Exercise details
Output every line below without omitting or altering anything.

Dataset entries
----

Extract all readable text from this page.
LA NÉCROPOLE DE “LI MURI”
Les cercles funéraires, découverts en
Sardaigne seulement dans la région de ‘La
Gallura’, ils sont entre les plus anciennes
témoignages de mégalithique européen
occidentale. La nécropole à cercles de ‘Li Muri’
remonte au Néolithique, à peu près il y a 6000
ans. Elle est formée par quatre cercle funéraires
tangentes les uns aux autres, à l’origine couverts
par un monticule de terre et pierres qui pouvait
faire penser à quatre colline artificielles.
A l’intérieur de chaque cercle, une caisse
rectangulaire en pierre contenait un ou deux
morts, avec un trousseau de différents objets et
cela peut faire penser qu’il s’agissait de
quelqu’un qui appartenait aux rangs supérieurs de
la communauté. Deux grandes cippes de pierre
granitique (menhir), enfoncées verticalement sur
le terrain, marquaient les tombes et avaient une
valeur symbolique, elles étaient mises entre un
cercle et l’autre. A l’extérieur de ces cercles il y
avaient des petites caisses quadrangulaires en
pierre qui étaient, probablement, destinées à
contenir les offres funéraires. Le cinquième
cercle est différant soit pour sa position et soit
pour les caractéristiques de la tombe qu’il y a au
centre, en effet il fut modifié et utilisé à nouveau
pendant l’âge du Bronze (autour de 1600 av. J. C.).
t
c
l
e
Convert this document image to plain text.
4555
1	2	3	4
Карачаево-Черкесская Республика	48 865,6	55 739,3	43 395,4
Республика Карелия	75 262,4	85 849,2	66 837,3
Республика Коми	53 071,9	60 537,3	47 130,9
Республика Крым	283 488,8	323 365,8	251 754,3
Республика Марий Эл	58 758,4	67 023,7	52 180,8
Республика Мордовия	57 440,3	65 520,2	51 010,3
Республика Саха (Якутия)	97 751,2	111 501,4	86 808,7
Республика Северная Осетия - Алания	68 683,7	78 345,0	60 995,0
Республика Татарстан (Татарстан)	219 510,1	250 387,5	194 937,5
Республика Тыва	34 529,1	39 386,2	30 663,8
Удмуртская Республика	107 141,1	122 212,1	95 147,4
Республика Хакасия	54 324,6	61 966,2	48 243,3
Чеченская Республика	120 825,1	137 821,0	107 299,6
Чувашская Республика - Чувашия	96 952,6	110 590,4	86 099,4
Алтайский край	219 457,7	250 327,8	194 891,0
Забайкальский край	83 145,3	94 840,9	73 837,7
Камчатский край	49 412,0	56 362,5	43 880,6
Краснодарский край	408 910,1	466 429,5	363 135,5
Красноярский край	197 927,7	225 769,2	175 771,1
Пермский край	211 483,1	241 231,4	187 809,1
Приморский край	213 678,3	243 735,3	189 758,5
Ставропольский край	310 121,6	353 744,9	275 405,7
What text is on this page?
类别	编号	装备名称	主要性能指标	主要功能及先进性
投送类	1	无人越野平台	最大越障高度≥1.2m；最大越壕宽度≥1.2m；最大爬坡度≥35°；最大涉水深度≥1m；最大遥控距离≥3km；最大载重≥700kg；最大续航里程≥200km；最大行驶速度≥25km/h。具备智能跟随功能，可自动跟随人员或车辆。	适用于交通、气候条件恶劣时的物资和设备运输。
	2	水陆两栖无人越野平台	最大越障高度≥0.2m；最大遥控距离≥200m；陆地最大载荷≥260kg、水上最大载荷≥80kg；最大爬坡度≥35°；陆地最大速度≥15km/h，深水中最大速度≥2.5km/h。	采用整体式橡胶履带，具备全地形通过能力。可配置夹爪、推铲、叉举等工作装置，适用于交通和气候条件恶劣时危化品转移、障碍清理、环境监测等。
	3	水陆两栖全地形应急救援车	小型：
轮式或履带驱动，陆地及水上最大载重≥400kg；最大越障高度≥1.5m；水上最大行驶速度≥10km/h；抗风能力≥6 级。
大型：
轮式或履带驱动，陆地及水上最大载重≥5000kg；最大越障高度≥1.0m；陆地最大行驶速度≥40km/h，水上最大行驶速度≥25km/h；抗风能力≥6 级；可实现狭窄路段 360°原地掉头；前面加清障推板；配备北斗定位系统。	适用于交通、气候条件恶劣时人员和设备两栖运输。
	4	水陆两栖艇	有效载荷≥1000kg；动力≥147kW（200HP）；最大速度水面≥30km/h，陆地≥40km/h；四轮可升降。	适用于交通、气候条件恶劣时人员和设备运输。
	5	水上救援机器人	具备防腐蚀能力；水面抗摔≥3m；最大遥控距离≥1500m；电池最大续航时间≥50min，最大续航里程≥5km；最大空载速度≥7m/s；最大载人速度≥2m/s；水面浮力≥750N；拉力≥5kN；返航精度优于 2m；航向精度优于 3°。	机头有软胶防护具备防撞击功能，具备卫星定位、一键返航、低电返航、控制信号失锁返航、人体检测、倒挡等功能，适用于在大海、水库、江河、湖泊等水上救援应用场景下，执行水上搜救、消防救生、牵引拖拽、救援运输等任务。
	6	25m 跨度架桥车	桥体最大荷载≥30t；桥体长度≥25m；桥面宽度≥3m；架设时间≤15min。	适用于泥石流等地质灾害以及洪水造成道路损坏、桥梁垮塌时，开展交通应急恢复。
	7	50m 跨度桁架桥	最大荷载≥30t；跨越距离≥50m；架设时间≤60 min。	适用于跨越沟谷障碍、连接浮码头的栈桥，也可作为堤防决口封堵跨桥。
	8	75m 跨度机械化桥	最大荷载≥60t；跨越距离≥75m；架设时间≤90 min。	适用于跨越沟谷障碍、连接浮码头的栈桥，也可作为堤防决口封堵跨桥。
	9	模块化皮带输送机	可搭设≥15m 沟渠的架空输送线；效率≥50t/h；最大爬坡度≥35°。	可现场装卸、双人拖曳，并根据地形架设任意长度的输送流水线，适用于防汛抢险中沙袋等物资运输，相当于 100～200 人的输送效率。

----

Written reply
Extract all readable text from this page.
LA NÉCROPOLE DE “LI MURI”
Les cercles funéraires, découverts en
Sardaigne seulement dans la région de ‘La
Gallura’, ils sont entre les plus anciennes
témoignages de mégalithique européen
occidentale. La nécropole à cercles de ‘Li Muri’
remonte au Néolithique, à peu près il y a 6000
ans. Elle est formée par quatre cercle funéraires
tangentes les uns aux autres, à l’origine couverts
par un monticule de terre et pierres qui pouvait
faire penser à quatre colline artificielles.
A l’intérieur de chaque cercle, une caisse
rectangulaire en pierre contenait un ou deux
morts, avec un trousseau de différents objets et
cela peut faire penser qu’il s’agissait de
quelqu’un qui appartenait aux rangs supérieurs de
la communauté. Deux grandes cippes de pierre
granitique (menhir), enfoncées verticalement sur
le terrain, marquaient les tombes et avaient une
valeur symbolique, elles étaient mises entre un
cercle et l’autre. A l’extérieur de ces cercles il y
avaient des petites caisses quadrangulaires en
pierre qui étaient, probablement, destinées à
contenir les offres funéraires. Le cinquième
cercle est différant soit pour sa position et soit
pour les caractéristiques de la tombe qu’il y a au
centre, en effet il fut modifié et utilisé à nouveau
pendant l’âge du Bronze (autour de 1600 av. J. C.).
t
c
l
e
Convert this document image to plain text.
4555
1	2	3	4
Карачаево-Черкесская Республика	48 865,6	55 739,3	43 395,4
Республика Карелия	75 262,4	85 849,2	66 837,3
Республика Коми	53 071,9	60 537,3	47 130,9
Республика Крым	283 488,8	323 365,8	251 754,3
Республика Марий Эл	58 758,4	67 023,7	52 180,8
Республика Мордовия	57 440,3	65 520,2	51 010,3
Республика Саха (Якутия)	97 751,2	111 501,4	86 808,7
Республика Северная Осетия - Алания	68 683,7	78 345,0	60 995,0
Республика Татарстан (Татарстан)	219 510,1	250 387,5	194 937,5
Республика Тыва	34 529,1	39 386,2	30 663,8
Удмуртская Республика	107 141,1	122 212,1	95 147,4
Республика Хакасия	54 324,6	61 966,2	48 243,3
Чеченская Республика	120 825,1	137 821,0	107 299,6
Чувашская Республика - Чувашия	96 952,6	110 590,4	86 099,4
Алтайский край	219 457,7	250 327,8	194 891,0
Забайкальский край	83 145,3	94 840,9	73 837,7
Камчатский край	49 412,0	56 362,5	43 880,6
Краснодарский край	408 910,1	466 429,5	363 135,5
Красноярский край	197 927,7	225 769,2	175 771,1
Пермский край	211 483,1	241 231,4	187 809,1
Приморский край	213 678,3	243 735,3	189 758,5
Ставропольский край	310 121,6	353 744,9	275 405,7
What text is on this page?
类别	编号	装备名称	主要性能指标	主要功能及先进性
投送类	1	无人越野平台	最大越障高度≥1.2m；最大越壕宽度≥1.2m；最大爬坡度≥35°；最大涉水深度≥1m；最大遥控距离≥3km；最大载重≥700kg；最大续航里程≥200km；最大行驶速度≥25km/h。具备智能跟随功能，可自动跟随人员或车辆。	适用于交通、气候条件恶劣时的物资和设备运输。
	2	水陆两栖无人越野平台	最大越障高度≥0.2m；最大遥控距离≥200m；陆地最大载荷≥260kg、水上最大载荷≥80kg；最大爬坡度≥35°；陆地最大速度≥15km/h，深水中最大速度≥2.5km/h。	采用整体式橡胶履带，具备全地形通过能力。可配置夹爪、推铲、叉举等工作装置，适用于交通和气候条件恶劣时危化品转移、障碍清理、环境监测等。
	3	水陆两栖全地形应急救援车	小型：
轮式或履带驱动，陆地及水上最大载重≥400kg；最大越障高度≥1.5m；水上最大行驶速度≥10km/h；抗风能力≥6 级。
大型：
轮式或履带驱动，陆地及水上最大载重≥5000kg；最大越障高度≥1.0m；陆地最大行驶速度≥40km/h，水上最大行驶速度≥25km/h；抗风能力≥6 级；可实现狭窄路段 360°原地掉头；前面加清障推板；配备北斗定位系统。	适用于交通、气候条件恶劣时人员和设备两栖运输。
	4	水陆两栖艇	有效载荷≥1000kg；动力≥147kW（200HP）；最大速度水面≥30km/h，陆地≥40km/h；四轮可升降。	适用于交通、气候条件恶劣时人员和设备运输。
	5	水上救援机器人	具备防腐蚀能力；水面抗摔≥3m；最大遥控距离≥1500m；电池最大续航时间≥50min，最大续航里程≥5km；最大空载速度≥7m/s；最大载人速度≥2m/s；水面浮力≥750N；拉力≥5kN；返航精度优于 2m；航向精度优于 3°。	机头有软胶防护具备防撞击功能，具备卫星定位、一键返航、低电返航、控制信号失锁返航、人体检测、倒挡等功能，适用于在大海、水库、江河、湖泊等水上救援应用场景下，执行水上搜救、消防救生、牵引拖拽、救援运输等任务。
	6	25m 跨度架桥车	桥体最大荷载≥30t；桥体长度≥25m；桥面宽度≥3m；架设时间≤15min。	适用于泥石流等地质灾害以及洪水造成道路损坏、桥梁垮塌时，开展交通应急恢复。
	7	50m 跨度桁架桥	最大荷载≥30t；跨越距离≥50m；架设时间≤60 min。	适用于跨越沟谷障碍、连接浮码头的栈桥，也可作为堤防决口封堵跨桥。
	8	75m 跨度机械化桥	最大荷载≥60t；跨越距离≥75m；架设时间≤90 min。	适用于跨越沟谷障碍、连接浮码头的栈桥，也可作为堤防决口封堵跨桥。
	9	模块化皮带输送机	可搭设≥15m 沟渠的架空输送线；效率≥50t/h；最大爬坡度≥35°。	可现场装卸、双人拖曳，并根据地形架设任意长度的输送流水线，适用于防汛抢险中沙袋等物资运输，相当于 100～200 人的输送效率。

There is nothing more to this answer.